▶ [Work to complete] Resume the forum thread below about language models translating manga and choosing kanji readings, picking up right after its last sentence.

▶ [Text excerpt]
+-------+

      That will likely provide tolerable results with something that’s written simply and straightforwardly, but as soon as it gets to any of the countless manga that rely on unusual kanji readings and wordplay to convey nuance, it’s going to utterly and completely fail, since it has and can have no actual understanding of the author’s intent, so no basis on which to choose the correct reading of the kanji. All it can do is regurgitate the most statistically likely one, which in those sorts of cases is the one that’s absolutely guaranteed to be wrong.

      • bitfucker@programming.dev
        link
        fedilink
        English
        arrow-up
        2
        arrow-down
        4
        ·
        6 months ago

        A word strings together form a sentence which carries meaning yes, that is language. And the order of those words will affect the meaning too, as in any language. LLM then will reflect those statistically significant words together as a feature in higher dimensional space. Now, LLM themselves don’t understand it nor can it reason from those feature. But it can find a distance in those spaces. And if for example a lot of similar kanji and the translation appear enough times, LLM will make the said kanji and translation closer together in the feature space.
+-------+
▶ [Entries provided]
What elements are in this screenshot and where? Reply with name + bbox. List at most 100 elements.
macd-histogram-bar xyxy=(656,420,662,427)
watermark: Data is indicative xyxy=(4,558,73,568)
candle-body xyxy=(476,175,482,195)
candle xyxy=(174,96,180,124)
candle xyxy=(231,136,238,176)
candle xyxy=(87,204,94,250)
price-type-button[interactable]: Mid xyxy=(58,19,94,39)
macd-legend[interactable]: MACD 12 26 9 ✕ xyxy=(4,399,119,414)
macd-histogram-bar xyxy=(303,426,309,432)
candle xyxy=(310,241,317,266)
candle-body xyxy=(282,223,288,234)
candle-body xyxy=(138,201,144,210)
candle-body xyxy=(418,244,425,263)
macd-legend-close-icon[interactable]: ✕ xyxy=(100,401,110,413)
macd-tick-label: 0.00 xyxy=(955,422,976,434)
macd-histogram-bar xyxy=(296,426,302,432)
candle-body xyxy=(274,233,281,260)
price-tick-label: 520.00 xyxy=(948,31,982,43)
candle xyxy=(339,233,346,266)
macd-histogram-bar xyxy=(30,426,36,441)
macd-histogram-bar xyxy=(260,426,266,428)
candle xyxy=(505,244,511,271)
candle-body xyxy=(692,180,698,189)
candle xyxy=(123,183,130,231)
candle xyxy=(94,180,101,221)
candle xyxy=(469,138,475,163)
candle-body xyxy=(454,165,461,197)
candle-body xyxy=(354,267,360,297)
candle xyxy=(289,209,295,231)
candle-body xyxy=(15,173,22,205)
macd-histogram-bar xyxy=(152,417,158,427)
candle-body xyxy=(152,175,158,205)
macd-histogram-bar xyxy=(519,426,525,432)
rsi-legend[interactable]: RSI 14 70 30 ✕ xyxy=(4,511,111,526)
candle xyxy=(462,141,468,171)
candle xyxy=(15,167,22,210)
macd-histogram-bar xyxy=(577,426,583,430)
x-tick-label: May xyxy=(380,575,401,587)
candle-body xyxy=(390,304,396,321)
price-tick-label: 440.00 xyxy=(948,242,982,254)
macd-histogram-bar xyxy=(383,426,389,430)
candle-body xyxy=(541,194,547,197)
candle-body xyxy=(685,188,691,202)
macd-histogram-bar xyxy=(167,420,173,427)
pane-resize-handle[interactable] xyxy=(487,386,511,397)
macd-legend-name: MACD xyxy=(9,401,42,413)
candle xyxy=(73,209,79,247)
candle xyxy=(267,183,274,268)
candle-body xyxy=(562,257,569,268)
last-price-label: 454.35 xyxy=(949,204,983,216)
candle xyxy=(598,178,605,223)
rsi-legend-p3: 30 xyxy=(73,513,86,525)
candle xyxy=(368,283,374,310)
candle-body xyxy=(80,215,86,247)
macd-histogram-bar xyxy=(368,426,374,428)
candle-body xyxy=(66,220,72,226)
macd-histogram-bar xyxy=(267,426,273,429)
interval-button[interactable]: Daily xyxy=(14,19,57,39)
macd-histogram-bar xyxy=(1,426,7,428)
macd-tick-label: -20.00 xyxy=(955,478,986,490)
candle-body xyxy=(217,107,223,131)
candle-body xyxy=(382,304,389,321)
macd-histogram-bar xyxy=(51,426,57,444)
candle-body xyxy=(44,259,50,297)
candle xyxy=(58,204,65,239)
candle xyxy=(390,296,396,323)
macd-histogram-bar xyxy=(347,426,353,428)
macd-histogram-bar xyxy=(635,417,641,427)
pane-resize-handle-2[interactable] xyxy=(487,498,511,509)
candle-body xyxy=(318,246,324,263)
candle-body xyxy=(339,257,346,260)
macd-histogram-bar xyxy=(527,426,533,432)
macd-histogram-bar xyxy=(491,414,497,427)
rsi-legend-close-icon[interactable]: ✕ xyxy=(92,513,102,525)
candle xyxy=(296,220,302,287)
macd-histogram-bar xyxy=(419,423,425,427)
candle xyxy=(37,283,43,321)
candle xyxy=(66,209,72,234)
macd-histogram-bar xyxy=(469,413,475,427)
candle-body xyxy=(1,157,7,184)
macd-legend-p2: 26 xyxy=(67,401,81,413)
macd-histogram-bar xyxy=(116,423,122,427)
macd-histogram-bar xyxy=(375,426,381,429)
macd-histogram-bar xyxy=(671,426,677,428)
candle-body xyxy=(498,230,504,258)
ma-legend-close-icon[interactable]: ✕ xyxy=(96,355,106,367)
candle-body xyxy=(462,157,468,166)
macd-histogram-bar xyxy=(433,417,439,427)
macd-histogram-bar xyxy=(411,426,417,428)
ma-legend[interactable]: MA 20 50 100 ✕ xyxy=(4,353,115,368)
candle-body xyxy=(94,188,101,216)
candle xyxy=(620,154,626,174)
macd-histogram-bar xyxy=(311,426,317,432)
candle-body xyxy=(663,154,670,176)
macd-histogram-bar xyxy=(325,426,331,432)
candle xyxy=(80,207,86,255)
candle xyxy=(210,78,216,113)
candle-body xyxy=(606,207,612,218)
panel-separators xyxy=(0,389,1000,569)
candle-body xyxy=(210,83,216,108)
+-------+
▶ [Result below]
        The more token size, the more context and more precise the feature will be. You should understand that LLM will not look at a single kanji in isolation, rather it can read from the whole page or book. So a single kanji may be statistically paired with the word “king” or whatever, but with context from the previous token it can become another word. And again, if we know the literary art in advance, we could use the different model for the type of language that is usually used for that. You can have a shonen manga translator for example, or a web novel about isekai models. Both will give the best result for their respective types of art.

        I am not saying it will give 100% correct results, but neither does human translation as it will always be a lossy process. But you do need to understand that statistical models aren’t inherently bad at embedding different meanings for the same word. “Ruler” in isolation will be statistically likely to be an object used to measure or a person in charge of a country depending on the model used. But “male ruler” will have a significantly different location in the feature space for the same LLM for the former, or closer for the latter case.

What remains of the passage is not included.